Records from a data collection:
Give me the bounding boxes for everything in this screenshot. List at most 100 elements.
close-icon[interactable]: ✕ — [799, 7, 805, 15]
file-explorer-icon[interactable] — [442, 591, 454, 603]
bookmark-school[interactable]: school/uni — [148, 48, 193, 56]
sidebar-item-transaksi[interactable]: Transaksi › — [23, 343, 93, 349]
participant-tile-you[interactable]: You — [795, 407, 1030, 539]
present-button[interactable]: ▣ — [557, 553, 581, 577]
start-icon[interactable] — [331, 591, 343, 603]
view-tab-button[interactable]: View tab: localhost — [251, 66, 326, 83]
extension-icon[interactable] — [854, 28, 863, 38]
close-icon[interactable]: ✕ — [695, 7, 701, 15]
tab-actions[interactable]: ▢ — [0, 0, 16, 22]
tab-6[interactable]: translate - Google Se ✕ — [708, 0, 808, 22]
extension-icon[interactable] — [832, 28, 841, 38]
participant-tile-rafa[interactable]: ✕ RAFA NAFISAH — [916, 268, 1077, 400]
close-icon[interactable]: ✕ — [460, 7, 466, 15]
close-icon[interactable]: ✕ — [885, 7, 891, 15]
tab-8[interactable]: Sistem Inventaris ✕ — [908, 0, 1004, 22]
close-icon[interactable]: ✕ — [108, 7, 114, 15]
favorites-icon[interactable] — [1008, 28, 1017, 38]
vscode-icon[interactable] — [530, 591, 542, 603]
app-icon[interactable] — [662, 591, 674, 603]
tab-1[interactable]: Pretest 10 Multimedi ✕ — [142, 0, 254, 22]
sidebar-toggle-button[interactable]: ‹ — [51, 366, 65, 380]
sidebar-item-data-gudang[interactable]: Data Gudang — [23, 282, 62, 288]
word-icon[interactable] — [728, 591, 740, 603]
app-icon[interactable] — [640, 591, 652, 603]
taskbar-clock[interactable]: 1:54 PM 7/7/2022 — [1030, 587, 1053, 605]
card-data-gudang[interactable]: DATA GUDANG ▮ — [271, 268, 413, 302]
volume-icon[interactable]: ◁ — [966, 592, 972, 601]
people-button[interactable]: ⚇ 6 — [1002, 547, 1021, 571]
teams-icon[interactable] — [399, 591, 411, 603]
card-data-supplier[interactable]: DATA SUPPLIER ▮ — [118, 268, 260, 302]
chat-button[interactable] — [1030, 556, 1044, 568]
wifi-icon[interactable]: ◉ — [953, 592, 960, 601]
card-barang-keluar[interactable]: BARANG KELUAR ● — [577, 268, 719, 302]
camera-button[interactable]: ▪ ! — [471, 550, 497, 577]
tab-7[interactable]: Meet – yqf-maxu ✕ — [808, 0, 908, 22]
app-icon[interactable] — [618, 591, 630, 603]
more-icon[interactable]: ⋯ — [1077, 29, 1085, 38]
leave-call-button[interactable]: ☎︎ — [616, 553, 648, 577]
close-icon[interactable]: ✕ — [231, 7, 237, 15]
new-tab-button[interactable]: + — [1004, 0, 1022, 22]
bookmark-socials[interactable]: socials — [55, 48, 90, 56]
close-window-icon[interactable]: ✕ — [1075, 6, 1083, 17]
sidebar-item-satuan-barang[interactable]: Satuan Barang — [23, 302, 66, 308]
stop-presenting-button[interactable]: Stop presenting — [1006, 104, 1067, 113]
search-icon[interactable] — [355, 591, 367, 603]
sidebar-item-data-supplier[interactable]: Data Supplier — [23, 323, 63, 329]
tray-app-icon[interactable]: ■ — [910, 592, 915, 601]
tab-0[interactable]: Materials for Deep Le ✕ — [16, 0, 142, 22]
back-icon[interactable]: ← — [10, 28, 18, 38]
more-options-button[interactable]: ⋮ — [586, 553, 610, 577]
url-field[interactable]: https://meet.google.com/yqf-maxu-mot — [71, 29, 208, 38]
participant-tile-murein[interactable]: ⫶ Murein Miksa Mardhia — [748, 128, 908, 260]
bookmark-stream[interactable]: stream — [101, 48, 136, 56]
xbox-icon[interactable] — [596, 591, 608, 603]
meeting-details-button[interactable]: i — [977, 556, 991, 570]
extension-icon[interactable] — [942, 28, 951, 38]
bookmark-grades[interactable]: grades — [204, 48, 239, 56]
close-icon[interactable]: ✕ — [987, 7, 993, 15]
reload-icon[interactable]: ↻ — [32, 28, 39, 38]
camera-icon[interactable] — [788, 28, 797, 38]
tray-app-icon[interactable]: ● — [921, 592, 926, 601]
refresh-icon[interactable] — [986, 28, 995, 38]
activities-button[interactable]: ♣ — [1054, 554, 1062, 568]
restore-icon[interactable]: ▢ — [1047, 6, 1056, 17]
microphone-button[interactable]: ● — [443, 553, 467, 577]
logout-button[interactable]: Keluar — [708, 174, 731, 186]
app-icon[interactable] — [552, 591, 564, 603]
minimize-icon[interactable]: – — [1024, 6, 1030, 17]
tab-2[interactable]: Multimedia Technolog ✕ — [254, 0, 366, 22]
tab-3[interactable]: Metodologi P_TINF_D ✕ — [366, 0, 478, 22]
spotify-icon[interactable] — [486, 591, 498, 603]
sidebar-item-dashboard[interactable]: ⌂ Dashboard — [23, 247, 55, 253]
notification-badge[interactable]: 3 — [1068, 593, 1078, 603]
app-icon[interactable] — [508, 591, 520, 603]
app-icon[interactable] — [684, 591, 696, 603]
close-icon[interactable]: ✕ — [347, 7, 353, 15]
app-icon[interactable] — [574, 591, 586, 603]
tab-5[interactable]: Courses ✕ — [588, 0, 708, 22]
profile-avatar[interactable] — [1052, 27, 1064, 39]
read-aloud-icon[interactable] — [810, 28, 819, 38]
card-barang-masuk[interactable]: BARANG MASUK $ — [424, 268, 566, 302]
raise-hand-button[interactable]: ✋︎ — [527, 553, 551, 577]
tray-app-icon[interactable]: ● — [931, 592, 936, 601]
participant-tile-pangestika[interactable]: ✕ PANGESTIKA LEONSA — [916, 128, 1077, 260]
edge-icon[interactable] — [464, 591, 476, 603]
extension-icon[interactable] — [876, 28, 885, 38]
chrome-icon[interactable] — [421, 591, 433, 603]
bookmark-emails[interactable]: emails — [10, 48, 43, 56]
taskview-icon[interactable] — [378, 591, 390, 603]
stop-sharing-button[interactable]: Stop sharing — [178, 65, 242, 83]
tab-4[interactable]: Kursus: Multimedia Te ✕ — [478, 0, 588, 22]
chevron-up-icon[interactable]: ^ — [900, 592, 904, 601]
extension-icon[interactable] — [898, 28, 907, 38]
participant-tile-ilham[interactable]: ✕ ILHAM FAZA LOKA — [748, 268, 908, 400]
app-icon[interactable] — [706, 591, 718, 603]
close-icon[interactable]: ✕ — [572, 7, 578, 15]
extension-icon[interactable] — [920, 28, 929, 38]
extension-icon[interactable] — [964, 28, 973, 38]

#### EXERCISE TASK:
Reproduce every line of the listing above without any changes.

#### COMPLETED TASK:
Give me the bounding boxes for everything in this screenshot. List at most 100 elements.
close-icon[interactable]: ✕ — [799, 7, 805, 15]
file-explorer-icon[interactable] — [442, 591, 454, 603]
bookmark-school[interactable]: school/uni — [148, 48, 193, 56]
sidebar-item-transaksi[interactable]: Transaksi › — [23, 343, 93, 349]
participant-tile-you[interactable]: You — [795, 407, 1030, 539]
present-button[interactable]: ▣ — [557, 553, 581, 577]
start-icon[interactable] — [331, 591, 343, 603]
view-tab-button[interactable]: View tab: localhost — [251, 66, 326, 83]
extension-icon[interactable] — [854, 28, 863, 38]
close-icon[interactable]: ✕ — [695, 7, 701, 15]
tab-actions[interactable]: ▢ — [0, 0, 16, 22]
tab-6[interactable]: translate - Google Se ✕ — [708, 0, 808, 22]
extension-icon[interactable] — [832, 28, 841, 38]
participant-tile-rafa[interactable]: ✕ RAFA NAFISAH — [916, 268, 1077, 400]
close-icon[interactable]: ✕ — [460, 7, 466, 15]
close-icon[interactable]: ✕ — [885, 7, 891, 15]
tab-8[interactable]: Sistem Inventaris ✕ — [908, 0, 1004, 22]
close-icon[interactable]: ✕ — [108, 7, 114, 15]
favorites-icon[interactable] — [1008, 28, 1017, 38]
vscode-icon[interactable] — [530, 591, 542, 603]
app-icon[interactable] — [662, 591, 674, 603]
tab-1[interactable]: Pretest 10 Multimedi ✕ — [142, 0, 254, 22]
sidebar-toggle-button[interactable]: ‹ — [51, 366, 65, 380]
sidebar-item-data-gudang[interactable]: Data Gudang — [23, 282, 62, 288]
word-icon[interactable] — [728, 591, 740, 603]
app-icon[interactable] — [640, 591, 652, 603]
taskbar-clock[interactable]: 1:54 PM 7/7/2022 — [1030, 587, 1053, 605]
card-data-gudang[interactable]: DATA GUDANG ▮ — [271, 268, 413, 302]
volume-icon[interactable]: ◁ — [966, 592, 972, 601]
people-button[interactable]: ⚇ 6 — [1002, 547, 1021, 571]
teams-icon[interactable] — [399, 591, 411, 603]
card-data-supplier[interactable]: DATA SUPPLIER ▮ — [118, 268, 260, 302]
chat-button[interactable] — [1030, 556, 1044, 568]
wifi-icon[interactable]: ◉ — [953, 592, 960, 601]
card-barang-keluar[interactable]: BARANG KELUAR ● — [577, 268, 719, 302]
camera-button[interactable]: ▪ ! — [471, 550, 497, 577]
tab-7[interactable]: Meet – yqf-maxu ✕ — [808, 0, 908, 22]
app-icon[interactable] — [618, 591, 630, 603]
more-icon[interactable]: ⋯ — [1077, 29, 1085, 38]
leave-call-button[interactable]: ☎︎ — [616, 553, 648, 577]
close-icon[interactable]: ✕ — [231, 7, 237, 15]
new-tab-button[interactable]: + — [1004, 0, 1022, 22]
bookmark-socials[interactable]: socials — [55, 48, 90, 56]
close-window-icon[interactable]: ✕ — [1075, 6, 1083, 17]
sidebar-item-satuan-barang[interactable]: Satuan Barang — [23, 302, 66, 308]
stop-presenting-button[interactable]: Stop presenting — [1006, 104, 1067, 113]
search-icon[interactable] — [355, 591, 367, 603]
sidebar-item-data-supplier[interactable]: Data Supplier — [23, 323, 63, 329]
tray-app-icon[interactable]: ■ — [910, 592, 915, 601]
tab-0[interactable]: Materials for Deep Le ✕ — [16, 0, 142, 22]
back-icon[interactable]: ← — [10, 28, 18, 38]
more-options-button[interactable]: ⋮ — [586, 553, 610, 577]
url-field[interactable]: https://meet.google.com/yqf-maxu-mot — [71, 29, 208, 38]
participant-tile-murein[interactable]: ⫶ Murein Miksa Mardhia — [748, 128, 908, 260]
bookmark-stream[interactable]: stream — [101, 48, 136, 56]
xbox-icon[interactable] — [596, 591, 608, 603]
meeting-details-button[interactable]: i — [977, 556, 991, 570]
extension-icon[interactable] — [942, 28, 951, 38]
bookmark-grades[interactable]: grades — [204, 48, 239, 56]
close-icon[interactable]: ✕ — [987, 7, 993, 15]
reload-icon[interactable]: ↻ — [32, 28, 39, 38]
camera-icon[interactable] — [788, 28, 797, 38]
tray-app-icon[interactable]: ● — [921, 592, 926, 601]
refresh-icon[interactable] — [986, 28, 995, 38]
activities-button[interactable]: ♣ — [1054, 554, 1062, 568]
restore-icon[interactable]: ▢ — [1047, 6, 1056, 17]
microphone-button[interactable]: ● — [443, 553, 467, 577]
logout-button[interactable]: Keluar — [708, 174, 731, 186]
app-icon[interactable] — [552, 591, 564, 603]
minimize-icon[interactable]: – — [1024, 6, 1030, 17]
tab-2[interactable]: Multimedia Technolog ✕ — [254, 0, 366, 22]
tab-3[interactable]: Metodologi P_TINF_D ✕ — [366, 0, 478, 22]
spotify-icon[interactable] — [486, 591, 498, 603]
sidebar-item-dashboard[interactable]: ⌂ Dashboard — [23, 247, 55, 253]
notification-badge[interactable]: 3 — [1068, 593, 1078, 603]
app-icon[interactable] — [508, 591, 520, 603]
app-icon[interactable] — [684, 591, 696, 603]
close-icon[interactable]: ✕ — [347, 7, 353, 15]
app-icon[interactable] — [574, 591, 586, 603]
tab-5[interactable]: Courses ✕ — [588, 0, 708, 22]
profile-avatar[interactable] — [1052, 27, 1064, 39]
read-aloud-icon[interactable] — [810, 28, 819, 38]
card-barang-masuk[interactable]: BARANG MASUK $ — [424, 268, 566, 302]
raise-hand-button[interactable]: ✋︎ — [527, 553, 551, 577]
tray-app-icon[interactable]: ● — [931, 592, 936, 601]
participant-tile-pangestika[interactable]: ✕ PANGESTIKA LEONSA — [916, 128, 1077, 260]
edge-icon[interactable] — [464, 591, 476, 603]
extension-icon[interactable] — [876, 28, 885, 38]
chrome-icon[interactable] — [421, 591, 433, 603]
bookmark-emails[interactable]: emails — [10, 48, 43, 56]
taskview-icon[interactable] — [378, 591, 390, 603]
stop-sharing-button[interactable]: Stop sharing — [178, 65, 242, 83]
tab-4[interactable]: Kursus: Multimedia Te ✕ — [478, 0, 588, 22]
chevron-up-icon[interactable]: ^ — [900, 592, 904, 601]
extension-icon[interactable] — [898, 28, 907, 38]
participant-tile-ilham[interactable]: ✕ ILHAM FAZA LOKA — [748, 268, 908, 400]
app-icon[interactable] — [706, 591, 718, 603]
close-icon[interactable]: ✕ — [572, 7, 578, 15]
extension-icon[interactable] — [920, 28, 929, 38]
extension-icon[interactable] — [964, 28, 973, 38]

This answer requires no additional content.